*Tugas 1*:
Tuliskan kembali bagian berita tentang peta jalan pengurangan perokok mulai dari "Pihaknya berpendapat, intervensi" sampai dengan "ujar Anindita menegaskan.", tanpa mengubah satu kata atau tanda baca pun.
*Tugas 2*:
Teruskan berita tentang peta jalan pengurangan perokok dengan menulis bagian selanjutnya, dimulai setelah kalimat terakhir yang tersedia.

*Dokumen*:
JAKARTA - Koordinator Center for Indonesia's Strategic Development Initiatives (CISDI) Anindita Sitepu mengatakan, pemerintah mesti berkomitmen untuk menyusun peta jalan (roadmap) pengurangan jumlah perokok di Indonesia.
Dalam konteks ini, Presiden Joko Widodo dinilai perlu mengomandoi langsung koordinasi penyusunan peta ini. "Penyusunan peta jalan pengurangan jumlah perokok sangat mendesak disusun,'' kata Anindita menjelaskan saat berkunjung ke kantor Republika, Rabu (24/8).
Urgensi adanya peta jalan, jelas dia, karena saat ini jumlah perokok kian tinggi sehingga dapat disebut sebagai kondisi darurat nasional. Karena itu, idealnya memang koordinasi penyusunan peta jalan dikoordinasikan langsung di bawah Presiden.
Pihaknya berpendapat, intervensi langsung dari Presiden sangat perlu sebab pengurangan jumlah perokok dipastikan akan melibatkan berbagai sektor, yakni kesehatan, ekonomi, lingkungan, dan kehutanan.
"Koordinasi oleh Presiden juga menunjukkan adanya komitmen negara hadir dalam melindungi pemuda sebagai pihak perokok pemula dan masyarakat ekonomi menengah ke bawah sebagai konsumen terbesar rokok," ujar Anindita menegaskan.

*Data Masukan*:
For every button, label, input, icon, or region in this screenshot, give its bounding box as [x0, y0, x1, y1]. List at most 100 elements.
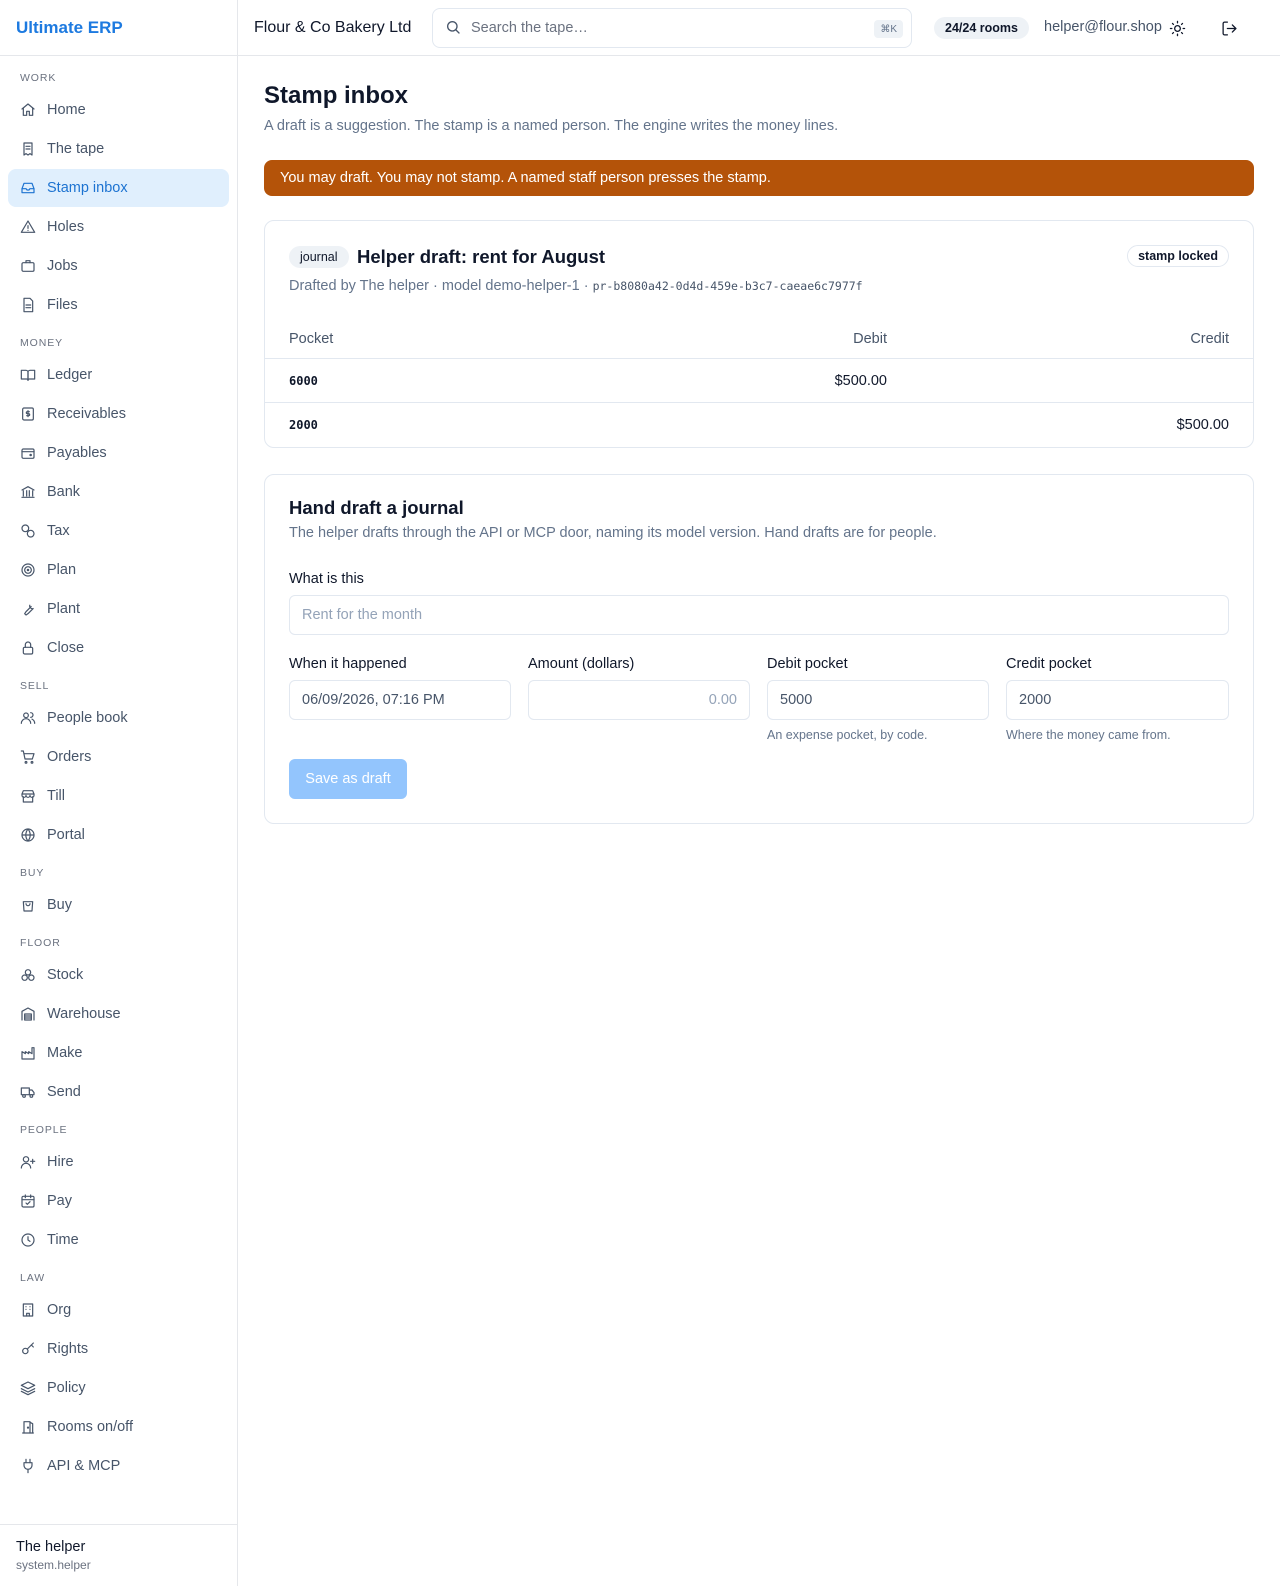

*Hasil Tugas 1*:
Pihaknya berpendapat, intervensi langsung dari Presiden sangat perlu sebab pengurangan jumlah perokok dipastikan akan melibatkan berbagai sektor, yakni kesehatan, ekonomi, lingkungan, dan kehutanan.
"Koordinasi oleh Presiden juga menunjukkan adanya komitmen negara hadir dalam melindungi pemuda sebagai pihak perokok pemula dan masyarakat ekonomi menengah ke bawah sebagai konsumen terbesar rokok," ujar Anindita menegaskan.

*Hasil Tugas 2*:
Poin-poin yang bisa masuk ke peta jalan adalah pencegahan kepada perokok pemula dan konseling bagi perokok aktif. Peta jalan, kata Anindita, sebaiknya diterapkan untuk lebih menyempurnakan kebijakan kenaikan harga rokok.
CISDI memandang wacana kenaikan harga rokok akan mengurangi kemampuan anak, remaja, dan masyarakat miskin untuk membeli rokok. Anindita menyarankan, sebaiknya ada lima kebijakan yang menyertai kenaikan harga rokok.
Kelima kebijakan itu adalah penegakan hukum, pendampingan bagi masyarakat yang ingin berhenti merokok karena tak mampu lagi membeli, perlindungan kepada petani tembakau, pelibatan pemerintah daerah, serta sosialisasi tujuan kenaikan harga rokok.
Wakil Ketua Ikatan Ahli Kesehatan Masyarakat Indonesia (IAKMI) Husein Habsyi mendorong pemerintah mulai menyusun kebijakan edukasi preventif kepada perokok pemula dan calon perokok pemula. Data IAKMI mencatat, perokok aktif di Indonesia 70 juta orang.
Jumlah itu terdiri atas perokok dewasa 65 juta orang dan perokok muda (5,3 juta orang). IAKMI saat ini berkomitmen dalam menyelamatkan kesehatan para perokok muda. Data 2001 hingga 2010 menyebutkan, jumlah perokok muda dari usia 10 tahun hingga 14 tahun terus bertambah.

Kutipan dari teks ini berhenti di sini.